EXERCISE PROMPT »
Reproduce the listing exactly and skip over any pictures.

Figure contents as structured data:
───

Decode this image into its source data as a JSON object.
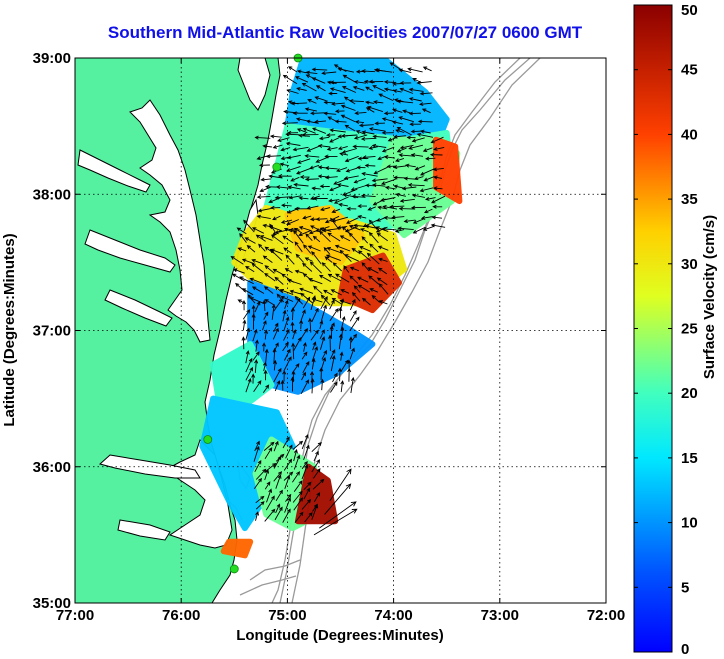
{
  "chart_data": {
    "type": "heatmap",
    "title": "Southern Mid-Atlantic Raw Velocities 2007/07/27 0600 GMT",
    "xlabel": "Longitude (Degrees:Minutes)",
    "ylabel": "Latitude (Degrees:Minutes)",
    "colorbar_label": "Surface Velocity (cm/s)",
    "xlim": [
      -77,
      -72
    ],
    "ylim": [
      35,
      39
    ],
    "x_ticks": [
      {
        "value": -77,
        "label": "77:00"
      },
      {
        "value": -76,
        "label": "76:00"
      },
      {
        "value": -75,
        "label": "75:00"
      },
      {
        "value": -74,
        "label": "74:00"
      },
      {
        "value": -73,
        "label": "73:00"
      },
      {
        "value": -72,
        "label": "72:00"
      }
    ],
    "y_ticks": [
      {
        "value": 35,
        "label": "35:00"
      },
      {
        "value": 36,
        "label": "36:00"
      },
      {
        "value": 37,
        "label": "37:00"
      },
      {
        "value": 38,
        "label": "38:00"
      },
      {
        "value": 39,
        "label": "39:00"
      }
    ],
    "colorbar": {
      "min": 0,
      "max": 50,
      "ticks": [
        {
          "value": 0,
          "label": "0"
        },
        {
          "value": 5,
          "label": "5"
        },
        {
          "value": 10,
          "label": "10"
        },
        {
          "value": 15,
          "label": "15"
        },
        {
          "value": 20,
          "label": "20"
        },
        {
          "value": 25,
          "label": "25"
        },
        {
          "value": 30,
          "label": "30"
        },
        {
          "value": 35,
          "label": "35"
        },
        {
          "value": 40,
          "label": "40"
        },
        {
          "value": 45,
          "label": "45"
        },
        {
          "value": 50,
          "label": "50"
        }
      ],
      "colormap": "jet"
    },
    "grid": true,
    "land_color": "#55f0a0",
    "shelf_contour_color": "#9a9a9a",
    "station_color": "#22dd22",
    "stations": [
      [
        -74.9,
        39.0
      ],
      [
        -75.1,
        38.2
      ],
      [
        -75.75,
        36.2
      ],
      [
        -75.5,
        35.25
      ]
    ],
    "speed_regions": [
      {
        "value": 12,
        "polygon": [
          [
            -74.85,
            39
          ],
          [
            -74.1,
            39
          ],
          [
            -73.7,
            38.75
          ],
          [
            -73.5,
            38.55
          ],
          [
            -73.55,
            38.45
          ],
          [
            -73.9,
            38.4
          ],
          [
            -74.5,
            38.45
          ],
          [
            -75.0,
            38.5
          ],
          [
            -74.95,
            38.75
          ]
        ]
      },
      {
        "value": 20,
        "polygon": [
          [
            -75.0,
            38.5
          ],
          [
            -74.5,
            38.45
          ],
          [
            -73.9,
            38.4
          ],
          [
            -73.5,
            38.45
          ],
          [
            -73.45,
            38.1
          ],
          [
            -73.9,
            37.8
          ],
          [
            -74.3,
            37.7
          ],
          [
            -74.8,
            37.8
          ],
          [
            -75.2,
            37.9
          ],
          [
            -75.1,
            38.2
          ]
        ]
      },
      {
        "value": 30,
        "polygon": [
          [
            -75.2,
            37.9
          ],
          [
            -74.8,
            37.8
          ],
          [
            -74.4,
            37.8
          ],
          [
            -74.0,
            37.7
          ],
          [
            -73.9,
            37.45
          ],
          [
            -74.3,
            37.2
          ],
          [
            -74.85,
            37.2
          ],
          [
            -75.3,
            37.35
          ],
          [
            -75.5,
            37.5
          ],
          [
            -75.4,
            37.7
          ]
        ]
      },
      {
        "value": 22,
        "polygon": [
          [
            -74.0,
            38.4
          ],
          [
            -73.55,
            38.4
          ],
          [
            -73.4,
            38.3
          ],
          [
            -73.45,
            37.95
          ],
          [
            -73.9,
            37.7
          ],
          [
            -74.2,
            37.95
          ]
        ]
      },
      {
        "value": 40,
        "polygon": [
          [
            -73.6,
            38.4
          ],
          [
            -73.42,
            38.35
          ],
          [
            -73.38,
            37.95
          ],
          [
            -73.6,
            38.05
          ]
        ]
      },
      {
        "value": 43,
        "polygon": [
          [
            -74.45,
            37.45
          ],
          [
            -74.1,
            37.55
          ],
          [
            -73.95,
            37.35
          ],
          [
            -74.2,
            37.15
          ],
          [
            -74.5,
            37.25
          ]
        ]
      },
      {
        "value": 33,
        "polygon": [
          [
            -75.0,
            37.85
          ],
          [
            -74.6,
            37.9
          ],
          [
            -74.3,
            37.7
          ],
          [
            -74.5,
            37.5
          ],
          [
            -74.9,
            37.6
          ]
        ]
      },
      {
        "value": 10,
        "polygon": [
          [
            -75.35,
            37.35
          ],
          [
            -74.85,
            37.2
          ],
          [
            -74.4,
            37.0
          ],
          [
            -74.2,
            36.9
          ],
          [
            -74.5,
            36.7
          ],
          [
            -74.9,
            36.55
          ],
          [
            -75.15,
            36.6
          ],
          [
            -75.35,
            36.9
          ]
        ]
      },
      {
        "value": 19,
        "polygon": [
          [
            -75.35,
            36.9
          ],
          [
            -75.15,
            36.6
          ],
          [
            -75.4,
            36.45
          ],
          [
            -75.65,
            36.5
          ],
          [
            -75.7,
            36.75
          ]
        ]
      },
      {
        "value": 13,
        "polygon": [
          [
            -75.7,
            36.5
          ],
          [
            -75.1,
            36.4
          ],
          [
            -74.95,
            36.15
          ],
          [
            -75.1,
            35.9
          ],
          [
            -75.4,
            35.55
          ],
          [
            -75.55,
            35.75
          ],
          [
            -75.8,
            36.15
          ]
        ]
      },
      {
        "value": 22,
        "polygon": [
          [
            -75.15,
            36.2
          ],
          [
            -74.75,
            36.0
          ],
          [
            -74.7,
            35.65
          ],
          [
            -74.95,
            35.55
          ],
          [
            -75.2,
            35.65
          ],
          [
            -75.3,
            35.95
          ]
        ]
      },
      {
        "value": 48,
        "polygon": [
          [
            -74.8,
            36.0
          ],
          [
            -74.62,
            35.9
          ],
          [
            -74.55,
            35.6
          ],
          [
            -74.9,
            35.6
          ]
        ]
      },
      {
        "value": 38,
        "polygon": [
          [
            -75.55,
            35.45
          ],
          [
            -75.35,
            35.45
          ],
          [
            -75.4,
            35.35
          ],
          [
            -75.6,
            35.38
          ]
        ]
      }
    ],
    "vector_grid": {
      "dx": 0.09,
      "dy": 0.075,
      "vectors": [
        {
          "lon_range": [
            -74.9,
            -73.6
          ],
          "lat_range": [
            38.45,
            38.95
          ],
          "u": -0.8,
          "v": 0.2
        },
        {
          "lon_range": [
            -75.15,
            -73.5
          ],
          "lat_range": [
            37.75,
            38.45
          ],
          "u": -0.9,
          "v": -0.1
        },
        {
          "lon_range": [
            -75.4,
            -74.0
          ],
          "lat_range": [
            37.2,
            37.75
          ],
          "u": -0.7,
          "v": 0.5
        },
        {
          "lon_range": [
            -75.4,
            -74.4
          ],
          "lat_range": [
            36.55,
            37.2
          ],
          "u": 0.2,
          "v": 0.7
        },
        {
          "lon_range": [
            -75.3,
            -74.7
          ],
          "lat_range": [
            35.6,
            36.2
          ],
          "u": 0.4,
          "v": 0.6
        }
      ]
    }
  }
}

───

FINAL ANSWER »
Decode this image into its source data as a JSON object.
{
  "chart_data": {
    "type": "heatmap",
    "title": "Southern Mid-Atlantic Raw Velocities 2007/07/27 0600 GMT",
    "xlabel": "Longitude (Degrees:Minutes)",
    "ylabel": "Latitude (Degrees:Minutes)",
    "colorbar_label": "Surface Velocity (cm/s)",
    "xlim": [
      -77,
      -72
    ],
    "ylim": [
      35,
      39
    ],
    "x_ticks": [
      {
        "value": -77,
        "label": "77:00"
      },
      {
        "value": -76,
        "label": "76:00"
      },
      {
        "value": -75,
        "label": "75:00"
      },
      {
        "value": -74,
        "label": "74:00"
      },
      {
        "value": -73,
        "label": "73:00"
      },
      {
        "value": -72,
        "label": "72:00"
      }
    ],
    "y_ticks": [
      {
        "value": 35,
        "label": "35:00"
      },
      {
        "value": 36,
        "label": "36:00"
      },
      {
        "value": 37,
        "label": "37:00"
      },
      {
        "value": 38,
        "label": "38:00"
      },
      {
        "value": 39,
        "label": "39:00"
      }
    ],
    "colorbar": {
      "min": 0,
      "max": 50,
      "ticks": [
        {
          "value": 0,
          "label": "0"
        },
        {
          "value": 5,
          "label": "5"
        },
        {
          "value": 10,
          "label": "10"
        },
        {
          "value": 15,
          "label": "15"
        },
        {
          "value": 20,
          "label": "20"
        },
        {
          "value": 25,
          "label": "25"
        },
        {
          "value": 30,
          "label": "30"
        },
        {
          "value": 35,
          "label": "35"
        },
        {
          "value": 40,
          "label": "40"
        },
        {
          "value": 45,
          "label": "45"
        },
        {
          "value": 50,
          "label": "50"
        }
      ],
      "colormap": "jet"
    },
    "grid": true,
    "land_color": "#55f0a0",
    "shelf_contour_color": "#9a9a9a",
    "station_color": "#22dd22",
    "stations": [
      [
        -74.9,
        39.0
      ],
      [
        -75.1,
        38.2
      ],
      [
        -75.75,
        36.2
      ],
      [
        -75.5,
        35.25
      ]
    ],
    "speed_regions": [
      {
        "value": 12,
        "polygon": [
          [
            -74.85,
            39
          ],
          [
            -74.1,
            39
          ],
          [
            -73.7,
            38.75
          ],
          [
            -73.5,
            38.55
          ],
          [
            -73.55,
            38.45
          ],
          [
            -73.9,
            38.4
          ],
          [
            -74.5,
            38.45
          ],
          [
            -75.0,
            38.5
          ],
          [
            -74.95,
            38.75
          ]
        ]
      },
      {
        "value": 20,
        "polygon": [
          [
            -75.0,
            38.5
          ],
          [
            -74.5,
            38.45
          ],
          [
            -73.9,
            38.4
          ],
          [
            -73.5,
            38.45
          ],
          [
            -73.45,
            38.1
          ],
          [
            -73.9,
            37.8
          ],
          [
            -74.3,
            37.7
          ],
          [
            -74.8,
            37.8
          ],
          [
            -75.2,
            37.9
          ],
          [
            -75.1,
            38.2
          ]
        ]
      },
      {
        "value": 30,
        "polygon": [
          [
            -75.2,
            37.9
          ],
          [
            -74.8,
            37.8
          ],
          [
            -74.4,
            37.8
          ],
          [
            -74.0,
            37.7
          ],
          [
            -73.9,
            37.45
          ],
          [
            -74.3,
            37.2
          ],
          [
            -74.85,
            37.2
          ],
          [
            -75.3,
            37.35
          ],
          [
            -75.5,
            37.5
          ],
          [
            -75.4,
            37.7
          ]
        ]
      },
      {
        "value": 22,
        "polygon": [
          [
            -74.0,
            38.4
          ],
          [
            -73.55,
            38.4
          ],
          [
            -73.4,
            38.3
          ],
          [
            -73.45,
            37.95
          ],
          [
            -73.9,
            37.7
          ],
          [
            -74.2,
            37.95
          ]
        ]
      },
      {
        "value": 40,
        "polygon": [
          [
            -73.6,
            38.4
          ],
          [
            -73.42,
            38.35
          ],
          [
            -73.38,
            37.95
          ],
          [
            -73.6,
            38.05
          ]
        ]
      },
      {
        "value": 43,
        "polygon": [
          [
            -74.45,
            37.45
          ],
          [
            -74.1,
            37.55
          ],
          [
            -73.95,
            37.35
          ],
          [
            -74.2,
            37.15
          ],
          [
            -74.5,
            37.25
          ]
        ]
      },
      {
        "value": 33,
        "polygon": [
          [
            -75.0,
            37.85
          ],
          [
            -74.6,
            37.9
          ],
          [
            -74.3,
            37.7
          ],
          [
            -74.5,
            37.5
          ],
          [
            -74.9,
            37.6
          ]
        ]
      },
      {
        "value": 10,
        "polygon": [
          [
            -75.35,
            37.35
          ],
          [
            -74.85,
            37.2
          ],
          [
            -74.4,
            37.0
          ],
          [
            -74.2,
            36.9
          ],
          [
            -74.5,
            36.7
          ],
          [
            -74.9,
            36.55
          ],
          [
            -75.15,
            36.6
          ],
          [
            -75.35,
            36.9
          ]
        ]
      },
      {
        "value": 19,
        "polygon": [
          [
            -75.35,
            36.9
          ],
          [
            -75.15,
            36.6
          ],
          [
            -75.4,
            36.45
          ],
          [
            -75.65,
            36.5
          ],
          [
            -75.7,
            36.75
          ]
        ]
      },
      {
        "value": 13,
        "polygon": [
          [
            -75.7,
            36.5
          ],
          [
            -75.1,
            36.4
          ],
          [
            -74.95,
            36.15
          ],
          [
            -75.1,
            35.9
          ],
          [
            -75.4,
            35.55
          ],
          [
            -75.55,
            35.75
          ],
          [
            -75.8,
            36.15
          ]
        ]
      },
      {
        "value": 22,
        "polygon": [
          [
            -75.15,
            36.2
          ],
          [
            -74.75,
            36.0
          ],
          [
            -74.7,
            35.65
          ],
          [
            -74.95,
            35.55
          ],
          [
            -75.2,
            35.65
          ],
          [
            -75.3,
            35.95
          ]
        ]
      },
      {
        "value": 48,
        "polygon": [
          [
            -74.8,
            36.0
          ],
          [
            -74.62,
            35.9
          ],
          [
            -74.55,
            35.6
          ],
          [
            -74.9,
            35.6
          ]
        ]
      },
      {
        "value": 38,
        "polygon": [
          [
            -75.55,
            35.45
          ],
          [
            -75.35,
            35.45
          ],
          [
            -75.4,
            35.35
          ],
          [
            -75.6,
            35.38
          ]
        ]
      }
    ],
    "vector_grid": {
      "dx": 0.09,
      "dy": 0.075,
      "vectors": [
        {
          "lon_range": [
            -74.9,
            -73.6
          ],
          "lat_range": [
            38.45,
            38.95
          ],
          "u": -0.8,
          "v": 0.2
        },
        {
          "lon_range": [
            -75.15,
            -73.5
          ],
          "lat_range": [
            37.75,
            38.45
          ],
          "u": -0.9,
          "v": -0.1
        },
        {
          "lon_range": [
            -75.4,
            -74.0
          ],
          "lat_range": [
            37.2,
            37.75
          ],
          "u": -0.7,
          "v": 0.5
        },
        {
          "lon_range": [
            -75.4,
            -74.4
          ],
          "lat_range": [
            36.55,
            37.2
          ],
          "u": 0.2,
          "v": 0.7
        },
        {
          "lon_range": [
            -75.3,
            -74.7
          ],
          "lat_range": [
            35.6,
            36.2
          ],
          "u": 0.4,
          "v": 0.6
        }
      ]
    }
  }
}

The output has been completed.